## WRITTEN EXERCISE
Note how many lines in the entries contain the string "用尺规作一个角等于已知角", then give that number and nothing else.

## DATA FOR THIS TASK
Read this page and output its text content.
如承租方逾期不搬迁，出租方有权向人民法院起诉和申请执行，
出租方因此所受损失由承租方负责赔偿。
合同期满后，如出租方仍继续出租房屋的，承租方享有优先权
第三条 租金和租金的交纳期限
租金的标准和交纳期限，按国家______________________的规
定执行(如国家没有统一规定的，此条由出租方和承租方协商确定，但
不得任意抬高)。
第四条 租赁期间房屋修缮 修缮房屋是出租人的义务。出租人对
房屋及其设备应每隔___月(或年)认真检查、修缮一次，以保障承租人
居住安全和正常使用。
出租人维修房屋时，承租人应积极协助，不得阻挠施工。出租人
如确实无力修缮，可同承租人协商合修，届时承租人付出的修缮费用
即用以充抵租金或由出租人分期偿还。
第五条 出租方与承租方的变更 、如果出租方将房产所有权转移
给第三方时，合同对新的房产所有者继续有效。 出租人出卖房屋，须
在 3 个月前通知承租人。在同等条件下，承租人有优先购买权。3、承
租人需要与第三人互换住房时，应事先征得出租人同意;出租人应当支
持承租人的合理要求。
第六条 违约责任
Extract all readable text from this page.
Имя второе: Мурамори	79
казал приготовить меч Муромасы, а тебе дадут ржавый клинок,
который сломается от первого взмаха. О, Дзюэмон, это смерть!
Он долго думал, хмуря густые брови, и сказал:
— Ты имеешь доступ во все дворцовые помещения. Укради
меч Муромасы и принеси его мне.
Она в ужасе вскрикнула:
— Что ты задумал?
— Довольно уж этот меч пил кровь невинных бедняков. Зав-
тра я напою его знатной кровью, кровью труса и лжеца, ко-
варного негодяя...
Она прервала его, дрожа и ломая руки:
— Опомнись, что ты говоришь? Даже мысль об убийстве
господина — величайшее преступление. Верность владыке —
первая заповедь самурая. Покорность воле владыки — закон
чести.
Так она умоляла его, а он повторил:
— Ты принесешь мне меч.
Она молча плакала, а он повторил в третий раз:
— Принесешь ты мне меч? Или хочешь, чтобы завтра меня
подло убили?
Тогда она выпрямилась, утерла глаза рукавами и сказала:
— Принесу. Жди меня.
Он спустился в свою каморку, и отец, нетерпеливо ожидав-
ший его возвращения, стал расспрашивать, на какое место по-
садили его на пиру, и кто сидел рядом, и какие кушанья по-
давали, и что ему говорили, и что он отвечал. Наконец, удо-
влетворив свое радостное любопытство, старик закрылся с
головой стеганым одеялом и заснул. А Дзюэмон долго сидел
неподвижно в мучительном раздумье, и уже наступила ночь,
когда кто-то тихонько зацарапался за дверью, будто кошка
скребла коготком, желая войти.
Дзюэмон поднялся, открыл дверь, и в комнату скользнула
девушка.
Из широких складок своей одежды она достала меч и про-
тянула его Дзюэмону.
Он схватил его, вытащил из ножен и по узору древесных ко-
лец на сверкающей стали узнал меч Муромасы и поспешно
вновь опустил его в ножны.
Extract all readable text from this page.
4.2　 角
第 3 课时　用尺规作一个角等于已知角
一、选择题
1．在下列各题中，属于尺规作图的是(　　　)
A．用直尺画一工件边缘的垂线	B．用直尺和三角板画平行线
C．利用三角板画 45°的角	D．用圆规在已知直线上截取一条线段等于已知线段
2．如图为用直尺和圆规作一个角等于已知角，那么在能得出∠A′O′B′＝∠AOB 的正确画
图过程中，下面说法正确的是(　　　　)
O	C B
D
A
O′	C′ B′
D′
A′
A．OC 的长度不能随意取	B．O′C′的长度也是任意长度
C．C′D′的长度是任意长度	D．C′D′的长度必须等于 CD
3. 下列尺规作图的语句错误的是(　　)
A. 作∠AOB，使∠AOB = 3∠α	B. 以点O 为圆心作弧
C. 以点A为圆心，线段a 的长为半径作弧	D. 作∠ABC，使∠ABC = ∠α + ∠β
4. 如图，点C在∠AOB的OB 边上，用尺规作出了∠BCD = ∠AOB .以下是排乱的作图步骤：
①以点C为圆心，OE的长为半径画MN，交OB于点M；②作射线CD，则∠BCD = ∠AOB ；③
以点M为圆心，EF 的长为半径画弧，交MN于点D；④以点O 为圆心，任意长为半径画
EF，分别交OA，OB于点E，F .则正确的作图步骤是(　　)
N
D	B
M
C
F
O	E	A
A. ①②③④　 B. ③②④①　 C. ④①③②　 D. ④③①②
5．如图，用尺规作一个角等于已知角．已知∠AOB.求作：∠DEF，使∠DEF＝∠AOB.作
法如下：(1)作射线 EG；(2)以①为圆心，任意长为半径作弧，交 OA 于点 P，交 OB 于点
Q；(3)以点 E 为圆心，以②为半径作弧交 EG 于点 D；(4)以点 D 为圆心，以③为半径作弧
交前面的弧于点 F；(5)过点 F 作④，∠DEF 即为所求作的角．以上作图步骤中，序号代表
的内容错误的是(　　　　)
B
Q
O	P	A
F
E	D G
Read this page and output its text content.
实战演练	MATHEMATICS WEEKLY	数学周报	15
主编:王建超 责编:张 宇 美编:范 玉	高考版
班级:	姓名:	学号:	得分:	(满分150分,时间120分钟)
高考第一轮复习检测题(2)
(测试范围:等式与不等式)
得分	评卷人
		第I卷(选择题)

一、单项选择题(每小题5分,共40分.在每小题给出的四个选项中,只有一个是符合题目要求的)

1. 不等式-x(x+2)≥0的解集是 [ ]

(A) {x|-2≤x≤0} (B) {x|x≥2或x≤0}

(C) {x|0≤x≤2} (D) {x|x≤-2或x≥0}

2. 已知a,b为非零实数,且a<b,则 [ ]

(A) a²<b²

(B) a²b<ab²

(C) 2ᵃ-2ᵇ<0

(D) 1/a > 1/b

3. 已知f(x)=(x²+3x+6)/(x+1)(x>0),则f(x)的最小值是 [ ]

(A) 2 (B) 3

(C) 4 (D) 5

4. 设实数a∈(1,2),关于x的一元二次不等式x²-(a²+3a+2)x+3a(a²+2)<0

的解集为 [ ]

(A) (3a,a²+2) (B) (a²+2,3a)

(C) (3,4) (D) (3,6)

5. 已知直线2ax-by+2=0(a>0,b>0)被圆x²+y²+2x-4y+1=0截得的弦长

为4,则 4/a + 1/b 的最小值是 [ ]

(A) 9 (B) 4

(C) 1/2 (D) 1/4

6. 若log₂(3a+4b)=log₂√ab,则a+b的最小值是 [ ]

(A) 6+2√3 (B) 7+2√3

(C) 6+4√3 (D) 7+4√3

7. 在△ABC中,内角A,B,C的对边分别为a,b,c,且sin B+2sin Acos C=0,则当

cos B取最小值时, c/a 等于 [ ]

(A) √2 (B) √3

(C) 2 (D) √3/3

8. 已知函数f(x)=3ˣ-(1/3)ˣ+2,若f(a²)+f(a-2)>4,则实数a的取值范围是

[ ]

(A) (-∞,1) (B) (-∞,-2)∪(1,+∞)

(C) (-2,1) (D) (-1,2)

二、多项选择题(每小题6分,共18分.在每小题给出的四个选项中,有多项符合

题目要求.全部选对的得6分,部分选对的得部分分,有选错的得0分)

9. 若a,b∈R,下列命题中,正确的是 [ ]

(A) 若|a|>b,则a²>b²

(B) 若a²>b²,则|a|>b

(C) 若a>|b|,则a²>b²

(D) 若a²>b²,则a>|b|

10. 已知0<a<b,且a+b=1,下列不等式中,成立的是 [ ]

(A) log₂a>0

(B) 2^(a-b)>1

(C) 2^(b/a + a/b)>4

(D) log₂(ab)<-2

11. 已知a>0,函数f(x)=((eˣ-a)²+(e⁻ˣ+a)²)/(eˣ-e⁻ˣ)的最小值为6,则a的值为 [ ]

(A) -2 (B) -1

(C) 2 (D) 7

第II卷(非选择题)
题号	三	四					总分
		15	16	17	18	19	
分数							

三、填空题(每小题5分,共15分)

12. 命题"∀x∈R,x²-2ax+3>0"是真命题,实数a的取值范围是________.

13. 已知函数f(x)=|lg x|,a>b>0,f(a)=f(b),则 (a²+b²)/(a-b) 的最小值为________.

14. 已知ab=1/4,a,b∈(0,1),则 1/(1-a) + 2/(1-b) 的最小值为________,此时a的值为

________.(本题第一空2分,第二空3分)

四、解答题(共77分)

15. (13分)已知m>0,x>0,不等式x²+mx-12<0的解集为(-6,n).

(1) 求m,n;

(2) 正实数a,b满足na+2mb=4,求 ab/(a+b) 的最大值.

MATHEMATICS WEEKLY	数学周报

## CORRECT OUTPUT
2